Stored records
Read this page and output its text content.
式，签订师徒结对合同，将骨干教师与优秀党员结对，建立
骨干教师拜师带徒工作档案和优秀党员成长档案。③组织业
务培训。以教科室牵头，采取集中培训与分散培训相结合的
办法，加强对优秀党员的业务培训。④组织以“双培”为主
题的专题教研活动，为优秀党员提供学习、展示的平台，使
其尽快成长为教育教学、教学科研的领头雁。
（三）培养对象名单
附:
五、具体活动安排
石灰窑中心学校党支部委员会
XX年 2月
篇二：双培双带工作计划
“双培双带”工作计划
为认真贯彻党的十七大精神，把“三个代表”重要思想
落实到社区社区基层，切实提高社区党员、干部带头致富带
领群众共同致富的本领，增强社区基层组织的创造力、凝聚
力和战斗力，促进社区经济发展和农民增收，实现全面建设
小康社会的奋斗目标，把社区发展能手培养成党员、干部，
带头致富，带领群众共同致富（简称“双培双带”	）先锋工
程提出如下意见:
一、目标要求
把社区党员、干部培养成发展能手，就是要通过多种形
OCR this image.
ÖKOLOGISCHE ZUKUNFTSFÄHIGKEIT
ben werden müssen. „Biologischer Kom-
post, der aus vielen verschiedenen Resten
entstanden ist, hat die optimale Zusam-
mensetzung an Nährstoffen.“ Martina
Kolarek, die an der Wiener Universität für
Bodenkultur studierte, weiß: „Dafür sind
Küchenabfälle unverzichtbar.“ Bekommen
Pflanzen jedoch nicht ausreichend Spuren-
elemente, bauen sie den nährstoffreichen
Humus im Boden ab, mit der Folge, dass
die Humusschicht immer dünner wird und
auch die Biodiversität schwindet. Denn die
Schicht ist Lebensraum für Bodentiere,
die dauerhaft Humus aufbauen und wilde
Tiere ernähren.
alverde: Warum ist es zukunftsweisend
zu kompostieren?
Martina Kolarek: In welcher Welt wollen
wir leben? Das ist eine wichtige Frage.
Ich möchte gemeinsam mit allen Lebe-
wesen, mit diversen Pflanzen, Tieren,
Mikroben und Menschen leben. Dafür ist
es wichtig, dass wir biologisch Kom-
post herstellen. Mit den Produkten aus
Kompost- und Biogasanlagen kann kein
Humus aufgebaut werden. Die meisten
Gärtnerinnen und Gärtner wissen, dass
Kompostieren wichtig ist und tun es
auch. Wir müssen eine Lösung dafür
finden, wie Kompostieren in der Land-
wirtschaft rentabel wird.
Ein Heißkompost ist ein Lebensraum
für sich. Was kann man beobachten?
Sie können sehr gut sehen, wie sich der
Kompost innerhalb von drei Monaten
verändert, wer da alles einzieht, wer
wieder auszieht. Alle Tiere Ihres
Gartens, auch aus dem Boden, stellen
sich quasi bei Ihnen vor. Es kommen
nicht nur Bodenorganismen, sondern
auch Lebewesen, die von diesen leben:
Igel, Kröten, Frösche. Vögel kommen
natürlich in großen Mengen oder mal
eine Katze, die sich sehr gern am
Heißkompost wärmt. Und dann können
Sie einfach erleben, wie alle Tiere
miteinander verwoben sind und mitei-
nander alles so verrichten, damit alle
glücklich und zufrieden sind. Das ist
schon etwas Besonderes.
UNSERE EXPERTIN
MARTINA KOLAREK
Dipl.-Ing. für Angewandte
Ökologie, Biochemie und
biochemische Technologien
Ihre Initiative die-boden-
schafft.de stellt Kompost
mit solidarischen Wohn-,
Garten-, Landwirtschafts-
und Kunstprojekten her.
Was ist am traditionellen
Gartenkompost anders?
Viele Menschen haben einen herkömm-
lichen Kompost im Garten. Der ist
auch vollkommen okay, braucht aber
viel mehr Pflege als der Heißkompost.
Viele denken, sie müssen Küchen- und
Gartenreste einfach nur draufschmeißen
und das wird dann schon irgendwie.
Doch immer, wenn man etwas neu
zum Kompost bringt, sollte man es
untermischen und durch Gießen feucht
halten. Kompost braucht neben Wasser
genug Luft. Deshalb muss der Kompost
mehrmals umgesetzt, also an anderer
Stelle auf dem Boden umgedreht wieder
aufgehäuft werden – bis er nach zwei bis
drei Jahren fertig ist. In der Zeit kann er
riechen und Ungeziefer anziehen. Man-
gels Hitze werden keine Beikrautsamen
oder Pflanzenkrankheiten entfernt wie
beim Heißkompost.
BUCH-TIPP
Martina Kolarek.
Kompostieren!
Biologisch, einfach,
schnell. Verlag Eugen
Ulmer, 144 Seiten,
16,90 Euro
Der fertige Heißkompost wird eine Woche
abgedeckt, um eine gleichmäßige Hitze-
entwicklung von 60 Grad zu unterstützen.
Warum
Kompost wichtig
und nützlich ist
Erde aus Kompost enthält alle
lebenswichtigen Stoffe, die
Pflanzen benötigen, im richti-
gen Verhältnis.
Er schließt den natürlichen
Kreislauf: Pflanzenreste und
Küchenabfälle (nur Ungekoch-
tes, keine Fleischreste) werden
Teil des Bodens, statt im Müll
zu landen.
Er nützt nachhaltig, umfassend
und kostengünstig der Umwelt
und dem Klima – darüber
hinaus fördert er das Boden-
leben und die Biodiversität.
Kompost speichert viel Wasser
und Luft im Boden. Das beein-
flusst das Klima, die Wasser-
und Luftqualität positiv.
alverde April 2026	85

• _DIRECTION_
Your task is to give the records above again, exactly.

• _COMPLETED TASK_
Read this page and output its text content.
式，签订师徒结对合同，将骨干教师与优秀党员结对，建立
骨干教师拜师带徒工作档案和优秀党员成长档案。③组织业
务培训。以教科室牵头，采取集中培训与分散培训相结合的
办法，加强对优秀党员的业务培训。④组织以“双培”为主
题的专题教研活动，为优秀党员提供学习、展示的平台，使
其尽快成长为教育教学、教学科研的领头雁。
（三）培养对象名单
附:
五、具体活动安排
石灰窑中心学校党支部委员会
XX年 2月
篇二：双培双带工作计划
“双培双带”工作计划
为认真贯彻党的十七大精神，把“三个代表”重要思想
落实到社区社区基层，切实提高社区党员、干部带头致富带
领群众共同致富的本领，增强社区基层组织的创造力、凝聚
力和战斗力，促进社区经济发展和农民增收，实现全面建设
小康社会的奋斗目标，把社区发展能手培养成党员、干部，
带头致富，带领群众共同致富（简称“双培双带”	）先锋工
程提出如下意见:
一、目标要求
把社区党员、干部培养成发展能手，就是要通过多种形
OCR this image.
ÖKOLOGISCHE ZUKUNFTSFÄHIGKEIT
ben werden müssen. „Biologischer Kom-
post, der aus vielen verschiedenen Resten
entstanden ist, hat die optimale Zusam-
mensetzung an Nährstoffen.“ Martina
Kolarek, die an der Wiener Universität für
Bodenkultur studierte, weiß: „Dafür sind
Küchenabfälle unverzichtbar.“ Bekommen
Pflanzen jedoch nicht ausreichend Spuren-
elemente, bauen sie den nährstoffreichen
Humus im Boden ab, mit der Folge, dass
die Humusschicht immer dünner wird und
auch die Biodiversität schwindet. Denn die
Schicht ist Lebensraum für Bodentiere,
die dauerhaft Humus aufbauen und wilde
Tiere ernähren.
alverde: Warum ist es zukunftsweisend
zu kompostieren?
Martina Kolarek: In welcher Welt wollen
wir leben? Das ist eine wichtige Frage.
Ich möchte gemeinsam mit allen Lebe-
wesen, mit diversen Pflanzen, Tieren,
Mikroben und Menschen leben. Dafür ist
es wichtig, dass wir biologisch Kom-
post herstellen. Mit den Produkten aus
Kompost- und Biogasanlagen kann kein
Humus aufgebaut werden. Die meisten
Gärtnerinnen und Gärtner wissen, dass
Kompostieren wichtig ist und tun es
auch. Wir müssen eine Lösung dafür
finden, wie Kompostieren in der Land-
wirtschaft rentabel wird.
Ein Heißkompost ist ein Lebensraum
für sich. Was kann man beobachten?
Sie können sehr gut sehen, wie sich der
Kompost innerhalb von drei Monaten
verändert, wer da alles einzieht, wer
wieder auszieht. Alle Tiere Ihres
Gartens, auch aus dem Boden, stellen
sich quasi bei Ihnen vor. Es kommen
nicht nur Bodenorganismen, sondern
auch Lebewesen, die von diesen leben:
Igel, Kröten, Frösche. Vögel kommen
natürlich in großen Mengen oder mal
eine Katze, die sich sehr gern am
Heißkompost wärmt. Und dann können
Sie einfach erleben, wie alle Tiere
miteinander verwoben sind und mitei-
nander alles so verrichten, damit alle
glücklich und zufrieden sind. Das ist
schon etwas Besonderes.
UNSERE EXPERTIN
MARTINA KOLAREK
Dipl.-Ing. für Angewandte
Ökologie, Biochemie und
biochemische Technologien
Ihre Initiative die-boden-
schafft.de stellt Kompost
mit solidarischen Wohn-,
Garten-, Landwirtschafts-
und Kunstprojekten her.
Was ist am traditionellen
Gartenkompost anders?
Viele Menschen haben einen herkömm-
lichen Kompost im Garten. Der ist
auch vollkommen okay, braucht aber
viel mehr Pflege als der Heißkompost.
Viele denken, sie müssen Küchen- und
Gartenreste einfach nur draufschmeißen
und das wird dann schon irgendwie.
Doch immer, wenn man etwas neu
zum Kompost bringt, sollte man es
untermischen und durch Gießen feucht
halten. Kompost braucht neben Wasser
genug Luft. Deshalb muss der Kompost
mehrmals umgesetzt, also an anderer
Stelle auf dem Boden umgedreht wieder
aufgehäuft werden – bis er nach zwei bis
drei Jahren fertig ist. In der Zeit kann er
riechen und Ungeziefer anziehen. Man-
gels Hitze werden keine Beikrautsamen
oder Pflanzenkrankheiten entfernt wie
beim Heißkompost.
BUCH-TIPP
Martina Kolarek.
Kompostieren!
Biologisch, einfach,
schnell. Verlag Eugen
Ulmer, 144 Seiten,
16,90 Euro
Der fertige Heißkompost wird eine Woche
abgedeckt, um eine gleichmäßige Hitze-
entwicklung von 60 Grad zu unterstützen.
Warum
Kompost wichtig
und nützlich ist
Erde aus Kompost enthält alle
lebenswichtigen Stoffe, die
Pflanzen benötigen, im richti-
gen Verhältnis.
Er schließt den natürlichen
Kreislauf: Pflanzenreste und
Küchenabfälle (nur Ungekoch-
tes, keine Fleischreste) werden
Teil des Bodens, statt im Müll
zu landen.
Er nützt nachhaltig, umfassend
und kostengünstig der Umwelt
und dem Klima – darüber
hinaus fördert er das Boden-
leben und die Biodiversität.
Kompost speichert viel Wasser
und Luft im Boden. Das beein-
flusst das Klima, die Wasser-
und Luftqualität positiv.
alverde April 2026	85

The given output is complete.